▸ **Written instruction**:
Every line that contains the word "习近平指出" should be copied.

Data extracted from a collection
※
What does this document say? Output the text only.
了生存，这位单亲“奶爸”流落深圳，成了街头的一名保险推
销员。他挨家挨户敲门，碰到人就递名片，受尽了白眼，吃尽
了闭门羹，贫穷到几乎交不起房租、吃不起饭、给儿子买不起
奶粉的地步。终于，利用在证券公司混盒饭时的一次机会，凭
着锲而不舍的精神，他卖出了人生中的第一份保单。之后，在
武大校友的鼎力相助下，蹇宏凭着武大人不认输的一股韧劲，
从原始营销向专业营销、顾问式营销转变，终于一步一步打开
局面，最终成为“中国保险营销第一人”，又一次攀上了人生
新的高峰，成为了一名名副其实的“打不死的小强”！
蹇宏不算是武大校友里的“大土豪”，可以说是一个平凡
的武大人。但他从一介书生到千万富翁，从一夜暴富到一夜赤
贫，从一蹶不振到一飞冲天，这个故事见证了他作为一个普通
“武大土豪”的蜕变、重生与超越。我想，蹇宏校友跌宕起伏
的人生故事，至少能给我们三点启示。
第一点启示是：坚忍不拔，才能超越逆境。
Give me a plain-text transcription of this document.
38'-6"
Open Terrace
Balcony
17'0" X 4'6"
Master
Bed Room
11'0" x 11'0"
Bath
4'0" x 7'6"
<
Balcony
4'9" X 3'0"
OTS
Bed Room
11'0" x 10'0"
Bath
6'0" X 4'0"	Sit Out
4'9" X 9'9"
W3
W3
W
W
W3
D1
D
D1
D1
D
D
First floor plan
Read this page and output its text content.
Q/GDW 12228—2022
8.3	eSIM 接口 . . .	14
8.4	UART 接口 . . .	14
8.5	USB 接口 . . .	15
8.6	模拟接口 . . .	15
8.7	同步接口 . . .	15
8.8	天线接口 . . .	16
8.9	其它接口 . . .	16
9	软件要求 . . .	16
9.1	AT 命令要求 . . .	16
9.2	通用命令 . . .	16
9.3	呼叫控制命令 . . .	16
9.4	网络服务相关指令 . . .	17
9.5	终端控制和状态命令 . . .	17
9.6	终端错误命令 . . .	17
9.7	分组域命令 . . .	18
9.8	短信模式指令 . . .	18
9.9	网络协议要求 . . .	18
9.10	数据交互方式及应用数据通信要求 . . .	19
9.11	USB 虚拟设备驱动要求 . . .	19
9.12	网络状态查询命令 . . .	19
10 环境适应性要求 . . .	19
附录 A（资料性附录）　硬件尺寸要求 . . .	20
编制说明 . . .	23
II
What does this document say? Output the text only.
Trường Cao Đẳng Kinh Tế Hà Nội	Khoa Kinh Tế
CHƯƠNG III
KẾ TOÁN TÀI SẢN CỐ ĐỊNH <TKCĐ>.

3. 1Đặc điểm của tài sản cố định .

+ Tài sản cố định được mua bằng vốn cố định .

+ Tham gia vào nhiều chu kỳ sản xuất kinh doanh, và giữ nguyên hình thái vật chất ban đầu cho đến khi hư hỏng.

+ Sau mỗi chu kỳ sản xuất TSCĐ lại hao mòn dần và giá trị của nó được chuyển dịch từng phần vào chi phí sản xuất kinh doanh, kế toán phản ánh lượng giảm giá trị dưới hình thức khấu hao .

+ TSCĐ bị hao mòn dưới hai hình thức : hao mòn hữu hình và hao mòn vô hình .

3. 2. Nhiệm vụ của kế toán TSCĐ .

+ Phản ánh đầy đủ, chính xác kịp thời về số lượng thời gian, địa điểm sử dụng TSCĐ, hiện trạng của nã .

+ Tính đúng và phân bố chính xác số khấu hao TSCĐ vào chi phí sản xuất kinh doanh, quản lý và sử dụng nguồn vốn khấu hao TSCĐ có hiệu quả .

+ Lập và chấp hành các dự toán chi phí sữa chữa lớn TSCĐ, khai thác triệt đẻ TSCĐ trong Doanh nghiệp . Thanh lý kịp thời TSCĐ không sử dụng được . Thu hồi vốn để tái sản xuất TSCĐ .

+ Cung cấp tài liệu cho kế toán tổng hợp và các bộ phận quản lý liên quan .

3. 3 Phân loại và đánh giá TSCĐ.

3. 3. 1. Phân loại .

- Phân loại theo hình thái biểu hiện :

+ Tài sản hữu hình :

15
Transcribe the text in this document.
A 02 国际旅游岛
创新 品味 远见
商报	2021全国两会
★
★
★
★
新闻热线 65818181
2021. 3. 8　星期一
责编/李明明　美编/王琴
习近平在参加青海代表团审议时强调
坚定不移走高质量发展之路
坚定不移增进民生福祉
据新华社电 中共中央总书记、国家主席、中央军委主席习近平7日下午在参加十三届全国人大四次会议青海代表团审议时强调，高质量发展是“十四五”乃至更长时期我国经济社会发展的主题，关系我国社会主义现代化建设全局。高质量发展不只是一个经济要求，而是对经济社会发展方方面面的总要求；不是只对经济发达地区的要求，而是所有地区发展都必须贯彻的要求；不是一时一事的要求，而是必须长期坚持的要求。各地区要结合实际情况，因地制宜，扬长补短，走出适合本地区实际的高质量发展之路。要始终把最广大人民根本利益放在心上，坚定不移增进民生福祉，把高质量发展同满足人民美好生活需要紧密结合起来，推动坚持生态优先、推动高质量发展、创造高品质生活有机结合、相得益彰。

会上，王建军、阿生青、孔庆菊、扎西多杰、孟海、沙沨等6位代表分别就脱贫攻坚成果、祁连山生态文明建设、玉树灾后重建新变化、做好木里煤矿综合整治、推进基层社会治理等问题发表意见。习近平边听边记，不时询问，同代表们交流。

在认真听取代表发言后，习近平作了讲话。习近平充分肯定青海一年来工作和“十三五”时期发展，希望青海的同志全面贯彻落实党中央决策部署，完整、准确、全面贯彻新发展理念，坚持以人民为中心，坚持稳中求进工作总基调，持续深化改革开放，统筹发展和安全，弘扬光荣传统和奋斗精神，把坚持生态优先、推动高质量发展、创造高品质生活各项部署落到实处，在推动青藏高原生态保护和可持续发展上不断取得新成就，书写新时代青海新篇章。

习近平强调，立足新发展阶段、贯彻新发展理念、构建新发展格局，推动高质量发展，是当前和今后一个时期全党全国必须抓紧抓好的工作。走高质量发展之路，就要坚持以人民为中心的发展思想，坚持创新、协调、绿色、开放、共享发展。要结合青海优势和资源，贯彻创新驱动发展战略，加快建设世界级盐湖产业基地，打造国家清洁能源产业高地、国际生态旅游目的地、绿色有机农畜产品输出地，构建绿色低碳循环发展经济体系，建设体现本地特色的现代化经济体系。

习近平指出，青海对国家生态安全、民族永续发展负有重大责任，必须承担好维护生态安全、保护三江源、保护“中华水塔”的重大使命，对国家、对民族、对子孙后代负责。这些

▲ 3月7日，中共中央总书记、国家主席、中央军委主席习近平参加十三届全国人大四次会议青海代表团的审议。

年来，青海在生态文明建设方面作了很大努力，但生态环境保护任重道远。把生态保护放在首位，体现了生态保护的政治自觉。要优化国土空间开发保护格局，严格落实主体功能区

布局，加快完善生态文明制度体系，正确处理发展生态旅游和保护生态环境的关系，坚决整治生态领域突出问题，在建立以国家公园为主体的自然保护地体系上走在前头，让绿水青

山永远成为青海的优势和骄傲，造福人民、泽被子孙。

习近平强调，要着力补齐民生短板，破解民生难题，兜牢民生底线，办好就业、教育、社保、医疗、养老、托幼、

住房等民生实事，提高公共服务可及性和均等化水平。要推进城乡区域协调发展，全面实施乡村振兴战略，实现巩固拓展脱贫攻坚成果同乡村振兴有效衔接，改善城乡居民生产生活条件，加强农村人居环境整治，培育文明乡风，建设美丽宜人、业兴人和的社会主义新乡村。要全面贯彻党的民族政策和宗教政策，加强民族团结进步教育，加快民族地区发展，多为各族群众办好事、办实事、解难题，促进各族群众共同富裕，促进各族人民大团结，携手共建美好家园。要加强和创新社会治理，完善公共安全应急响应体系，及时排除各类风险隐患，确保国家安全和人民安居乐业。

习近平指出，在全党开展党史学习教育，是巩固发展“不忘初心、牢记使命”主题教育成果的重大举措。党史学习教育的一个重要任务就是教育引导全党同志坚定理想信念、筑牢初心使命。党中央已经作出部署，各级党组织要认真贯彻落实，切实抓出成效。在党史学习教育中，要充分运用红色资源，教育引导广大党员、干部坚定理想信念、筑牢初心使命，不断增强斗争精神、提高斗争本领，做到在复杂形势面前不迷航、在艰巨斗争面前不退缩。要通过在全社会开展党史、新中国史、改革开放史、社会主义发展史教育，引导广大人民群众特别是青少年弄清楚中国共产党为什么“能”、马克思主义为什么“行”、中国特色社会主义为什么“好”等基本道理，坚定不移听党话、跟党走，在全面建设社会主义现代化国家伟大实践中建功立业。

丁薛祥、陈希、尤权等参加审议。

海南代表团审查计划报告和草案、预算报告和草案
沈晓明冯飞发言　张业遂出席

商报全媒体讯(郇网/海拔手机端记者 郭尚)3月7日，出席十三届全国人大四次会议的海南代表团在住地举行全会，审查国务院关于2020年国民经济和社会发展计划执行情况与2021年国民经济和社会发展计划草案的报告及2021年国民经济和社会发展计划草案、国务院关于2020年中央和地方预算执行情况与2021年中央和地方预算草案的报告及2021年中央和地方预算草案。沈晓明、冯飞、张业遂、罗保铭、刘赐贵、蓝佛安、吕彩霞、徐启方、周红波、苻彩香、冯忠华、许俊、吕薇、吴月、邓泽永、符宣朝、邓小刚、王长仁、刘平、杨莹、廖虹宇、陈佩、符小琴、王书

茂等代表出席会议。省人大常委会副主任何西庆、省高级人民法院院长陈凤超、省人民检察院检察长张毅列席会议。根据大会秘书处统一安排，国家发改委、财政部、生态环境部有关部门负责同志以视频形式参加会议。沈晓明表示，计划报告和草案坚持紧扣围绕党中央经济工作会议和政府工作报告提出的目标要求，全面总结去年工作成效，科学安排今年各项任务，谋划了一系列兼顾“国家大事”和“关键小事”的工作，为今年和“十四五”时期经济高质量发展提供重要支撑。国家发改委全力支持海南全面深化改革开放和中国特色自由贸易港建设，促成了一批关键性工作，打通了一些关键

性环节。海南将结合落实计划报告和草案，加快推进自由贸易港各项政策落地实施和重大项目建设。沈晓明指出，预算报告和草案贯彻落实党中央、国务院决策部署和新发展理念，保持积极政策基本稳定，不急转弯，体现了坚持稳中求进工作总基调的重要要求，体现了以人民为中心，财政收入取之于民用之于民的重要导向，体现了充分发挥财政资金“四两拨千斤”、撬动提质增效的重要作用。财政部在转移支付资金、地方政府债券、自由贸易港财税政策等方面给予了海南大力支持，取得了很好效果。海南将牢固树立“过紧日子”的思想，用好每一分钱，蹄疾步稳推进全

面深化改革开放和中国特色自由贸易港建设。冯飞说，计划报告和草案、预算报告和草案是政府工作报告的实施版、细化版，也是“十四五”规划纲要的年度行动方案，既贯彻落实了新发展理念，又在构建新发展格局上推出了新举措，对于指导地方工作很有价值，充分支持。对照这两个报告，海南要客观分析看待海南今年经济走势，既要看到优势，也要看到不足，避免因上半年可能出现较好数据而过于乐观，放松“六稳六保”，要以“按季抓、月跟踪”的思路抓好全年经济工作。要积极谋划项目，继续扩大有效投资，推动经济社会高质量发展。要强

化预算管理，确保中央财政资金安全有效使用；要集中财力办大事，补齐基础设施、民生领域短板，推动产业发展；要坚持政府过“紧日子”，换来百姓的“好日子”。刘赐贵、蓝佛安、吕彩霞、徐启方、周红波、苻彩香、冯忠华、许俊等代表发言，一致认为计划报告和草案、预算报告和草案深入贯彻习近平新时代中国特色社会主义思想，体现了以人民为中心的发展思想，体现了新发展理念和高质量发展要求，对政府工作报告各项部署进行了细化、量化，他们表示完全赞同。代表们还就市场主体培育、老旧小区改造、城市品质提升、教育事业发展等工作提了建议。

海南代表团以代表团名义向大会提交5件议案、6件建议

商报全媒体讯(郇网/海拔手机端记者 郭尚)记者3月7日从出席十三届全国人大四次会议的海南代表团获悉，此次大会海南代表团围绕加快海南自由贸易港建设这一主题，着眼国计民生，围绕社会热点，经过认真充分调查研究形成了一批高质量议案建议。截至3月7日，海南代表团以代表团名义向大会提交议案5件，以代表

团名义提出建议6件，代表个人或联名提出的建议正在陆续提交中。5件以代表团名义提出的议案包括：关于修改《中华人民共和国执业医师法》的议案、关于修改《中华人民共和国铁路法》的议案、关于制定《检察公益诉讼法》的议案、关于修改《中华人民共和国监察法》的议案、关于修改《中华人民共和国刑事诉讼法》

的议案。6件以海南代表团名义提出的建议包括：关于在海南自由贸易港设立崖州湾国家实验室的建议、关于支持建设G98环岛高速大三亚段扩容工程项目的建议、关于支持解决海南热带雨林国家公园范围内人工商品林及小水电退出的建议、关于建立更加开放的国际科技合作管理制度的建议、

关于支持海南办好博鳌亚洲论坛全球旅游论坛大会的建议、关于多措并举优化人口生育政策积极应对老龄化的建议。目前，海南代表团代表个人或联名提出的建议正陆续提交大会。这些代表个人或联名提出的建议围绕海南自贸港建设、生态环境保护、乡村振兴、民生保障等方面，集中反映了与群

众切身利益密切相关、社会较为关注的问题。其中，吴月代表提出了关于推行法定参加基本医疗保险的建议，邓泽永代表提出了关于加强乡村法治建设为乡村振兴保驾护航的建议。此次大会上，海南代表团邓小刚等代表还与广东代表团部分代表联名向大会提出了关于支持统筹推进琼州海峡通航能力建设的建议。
※
▸ **Expected answer**:
习近平指出，青海对国家生态安全、民族永续发展负有重大责任，必须承担好维护生态安全、保护三江源、保护“中华水塔”的重大使命，对国家、对民族、对子孙后代负责。这些
习近平指出，在全党开展党史学习教育，是巩固发展“不忘初心、牢记使命”主题教育成果的重大举措。党史学习教育的一个重要任务就是教育引导全党同志坚定理想信念、筑牢初心使命。党中央已经作出部署，各级党组织要认真贯彻落实，切实抓出成效。在党史学习教育中，要充分运用红色资源，教育引导广大党员、干部坚定理想信念、筑牢初心使命，不断增强斗争精神、提高斗争本领，做到在复杂形势面前不迷航、在艰巨斗争面前不退缩。要通过在全社会开展党史、新中国史、改革开放史、社会主义发展史教育，引导广大人民群众特别是青少年弄清楚中国共产党为什么“能”、马克思主义为什么“行”、中国特色社会主义为什么“好”等基本道理，坚定不移听党话、跟党走，在全面建设社会主义现代化国家伟大实践中建功立业。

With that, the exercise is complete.